## READING PASSAGE:
George Washington Papers

To George Washington from George Mason, 9 November 1785

From George Mason

Gunston-Hall Novemr 9th 1785.

Dear Sir

The Bearer waits on you with a Side of Venison (the first we have killed this Season) which I beg Your Acceptance of.

I have heard nothing from the Assembly, except vague Reports of their being resolved to issue a Paper Currency: upon what Principles, or Funds, I know not; perhaps upon the old thread-bare Security, of pledging solemnly the Public Credit.1 I believe such an Experiment wou’d prove simular to the old vulgar Adage, of carrying a Horse to the Water. They may pass a Law to issue it, but twenty Laws will not make People receive it.

I intended to go down to Richmond about the 15th of this month, to have reported the Compact with the Maryland Commissioners;2 but I have lately had so severe a Fit of the convulsive cholic, or the Gout in my Stomach, that I dare not venture far from Home: it held me from Sunday Evening ’til Tuesday Morning, & has left me so weak, that I am hardly able to walk across the Floor.

We hope to hear that you, your Lady, & Family are well; to whom Mrs Mason & the Family here present their best Compliments, with those of Dear Sir Your affecte & obdt Sert

G. Mason

ALS, DLC:GW.

## DATA PROVIDED:
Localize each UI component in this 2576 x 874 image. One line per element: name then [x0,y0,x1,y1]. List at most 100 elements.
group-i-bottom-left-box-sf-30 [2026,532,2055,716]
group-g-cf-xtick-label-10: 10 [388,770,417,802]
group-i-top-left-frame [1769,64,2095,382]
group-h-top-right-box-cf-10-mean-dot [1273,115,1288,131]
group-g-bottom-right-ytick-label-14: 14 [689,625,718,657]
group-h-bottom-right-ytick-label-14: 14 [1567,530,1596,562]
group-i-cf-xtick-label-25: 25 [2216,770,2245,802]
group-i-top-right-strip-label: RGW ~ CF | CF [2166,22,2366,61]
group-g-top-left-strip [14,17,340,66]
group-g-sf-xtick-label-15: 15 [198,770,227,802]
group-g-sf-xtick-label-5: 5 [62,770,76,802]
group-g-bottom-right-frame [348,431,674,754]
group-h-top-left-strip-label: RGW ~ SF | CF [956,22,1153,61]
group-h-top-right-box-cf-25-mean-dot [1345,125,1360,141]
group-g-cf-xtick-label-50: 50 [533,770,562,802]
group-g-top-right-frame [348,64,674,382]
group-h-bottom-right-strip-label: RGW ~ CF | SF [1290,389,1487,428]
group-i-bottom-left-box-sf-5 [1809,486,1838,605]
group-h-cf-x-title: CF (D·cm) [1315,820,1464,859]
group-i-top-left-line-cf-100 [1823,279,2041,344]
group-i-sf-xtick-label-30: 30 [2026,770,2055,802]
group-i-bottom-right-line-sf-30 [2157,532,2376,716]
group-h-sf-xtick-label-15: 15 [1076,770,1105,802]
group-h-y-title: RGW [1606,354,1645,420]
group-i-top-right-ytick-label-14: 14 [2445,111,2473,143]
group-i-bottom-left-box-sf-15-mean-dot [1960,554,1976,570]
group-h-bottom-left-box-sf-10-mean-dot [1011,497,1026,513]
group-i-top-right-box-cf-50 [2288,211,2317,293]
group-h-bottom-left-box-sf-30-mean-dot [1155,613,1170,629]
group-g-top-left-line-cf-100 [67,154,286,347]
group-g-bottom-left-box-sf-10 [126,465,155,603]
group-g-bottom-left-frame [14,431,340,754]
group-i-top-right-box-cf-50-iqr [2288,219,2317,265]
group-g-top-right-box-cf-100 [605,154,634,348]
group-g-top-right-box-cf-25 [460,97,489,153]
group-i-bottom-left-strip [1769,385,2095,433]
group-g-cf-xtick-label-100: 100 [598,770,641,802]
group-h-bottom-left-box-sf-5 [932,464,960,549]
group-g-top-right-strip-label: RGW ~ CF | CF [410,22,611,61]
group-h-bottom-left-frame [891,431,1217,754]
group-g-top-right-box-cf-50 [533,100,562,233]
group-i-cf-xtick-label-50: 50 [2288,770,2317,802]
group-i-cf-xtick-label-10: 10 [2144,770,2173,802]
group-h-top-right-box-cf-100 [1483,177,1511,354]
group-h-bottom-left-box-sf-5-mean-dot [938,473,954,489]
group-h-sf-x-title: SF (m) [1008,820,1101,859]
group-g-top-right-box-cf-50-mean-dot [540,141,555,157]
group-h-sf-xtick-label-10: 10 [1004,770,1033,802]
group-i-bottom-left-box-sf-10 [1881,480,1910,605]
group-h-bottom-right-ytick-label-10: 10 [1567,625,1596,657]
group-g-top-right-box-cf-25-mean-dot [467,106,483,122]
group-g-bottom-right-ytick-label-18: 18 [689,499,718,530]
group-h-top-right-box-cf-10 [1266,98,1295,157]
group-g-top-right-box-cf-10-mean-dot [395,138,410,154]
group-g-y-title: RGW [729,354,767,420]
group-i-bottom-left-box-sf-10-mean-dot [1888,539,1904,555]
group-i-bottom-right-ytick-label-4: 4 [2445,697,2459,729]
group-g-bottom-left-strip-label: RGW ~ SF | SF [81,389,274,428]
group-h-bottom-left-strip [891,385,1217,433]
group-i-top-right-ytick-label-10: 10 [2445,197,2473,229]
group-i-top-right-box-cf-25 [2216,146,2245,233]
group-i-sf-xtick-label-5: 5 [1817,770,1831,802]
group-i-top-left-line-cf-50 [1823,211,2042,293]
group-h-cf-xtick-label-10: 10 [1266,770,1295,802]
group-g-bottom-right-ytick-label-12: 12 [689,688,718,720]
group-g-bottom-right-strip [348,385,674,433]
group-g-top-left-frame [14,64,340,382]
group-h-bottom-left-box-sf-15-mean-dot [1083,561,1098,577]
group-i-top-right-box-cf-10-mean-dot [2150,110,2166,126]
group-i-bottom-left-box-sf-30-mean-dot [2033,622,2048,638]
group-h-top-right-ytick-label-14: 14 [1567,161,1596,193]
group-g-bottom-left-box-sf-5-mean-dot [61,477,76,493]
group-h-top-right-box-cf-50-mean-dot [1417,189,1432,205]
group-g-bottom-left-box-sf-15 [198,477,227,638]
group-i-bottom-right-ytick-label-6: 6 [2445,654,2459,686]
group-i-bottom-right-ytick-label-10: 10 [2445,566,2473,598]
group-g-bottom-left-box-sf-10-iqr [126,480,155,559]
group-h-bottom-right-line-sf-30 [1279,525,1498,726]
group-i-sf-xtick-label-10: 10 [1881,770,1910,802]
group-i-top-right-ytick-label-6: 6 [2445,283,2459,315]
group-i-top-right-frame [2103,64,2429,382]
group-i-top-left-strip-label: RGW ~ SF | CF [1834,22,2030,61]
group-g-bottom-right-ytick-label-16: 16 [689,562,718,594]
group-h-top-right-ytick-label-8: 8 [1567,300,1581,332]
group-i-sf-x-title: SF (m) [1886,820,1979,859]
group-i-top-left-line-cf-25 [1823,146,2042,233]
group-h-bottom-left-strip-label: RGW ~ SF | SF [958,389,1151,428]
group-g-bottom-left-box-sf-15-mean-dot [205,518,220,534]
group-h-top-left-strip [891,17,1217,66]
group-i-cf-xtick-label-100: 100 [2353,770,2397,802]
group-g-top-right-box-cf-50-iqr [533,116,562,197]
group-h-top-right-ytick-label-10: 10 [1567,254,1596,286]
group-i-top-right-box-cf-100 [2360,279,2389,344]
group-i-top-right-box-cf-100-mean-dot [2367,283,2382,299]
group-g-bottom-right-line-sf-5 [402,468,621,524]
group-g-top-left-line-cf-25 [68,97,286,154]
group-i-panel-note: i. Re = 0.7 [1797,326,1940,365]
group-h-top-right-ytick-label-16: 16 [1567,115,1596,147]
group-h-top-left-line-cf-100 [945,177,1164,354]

## EXERCISE SET:
1. From the Mason letter, reproduce the passage starting with "To George Washington" and going on through "People receive it.".
2. Based on the Mason letter, decide whether each statement agrees with it, and quote the words that settle each one. (a) The venison sent with the bearer was the first killed that season. (b) Mason had received a detailed account from the Assembly about its plans for a paper currency. (c) Mason had meant to travel to Richmond around the middle of the month.

## ANSWERS FOR THIS EXERCISE:
1.
To George Washington from George Mason, 9 November 1785

From George Mason

Gunston-Hall Novemr 9th 1785.

Dear Sir

The Bearer waits on you with a Side of Venison (the first we have killed this Season) which I beg Your Acceptance of.

I have heard nothing from the Assembly, except vague Reports of their being resolved to issue a Paper Currency: upon what Principles, or Funds, I know not; perhaps upon the old thread-bare Security, of pledging solemnly the Public Credit.1 I believe such an Experiment wou’d prove simular to the old vulgar Adage, of carrying a Horse to the Water. They may pass a Law to issue it, but twenty Laws will not make People receive it.

2.
(a) Yes: "the first we have killed this Season"
(b) No: "I have heard nothing from the Assembly, except vague Reports"
(c) Yes: "I intended to go down to Richmond about the 15th of this month"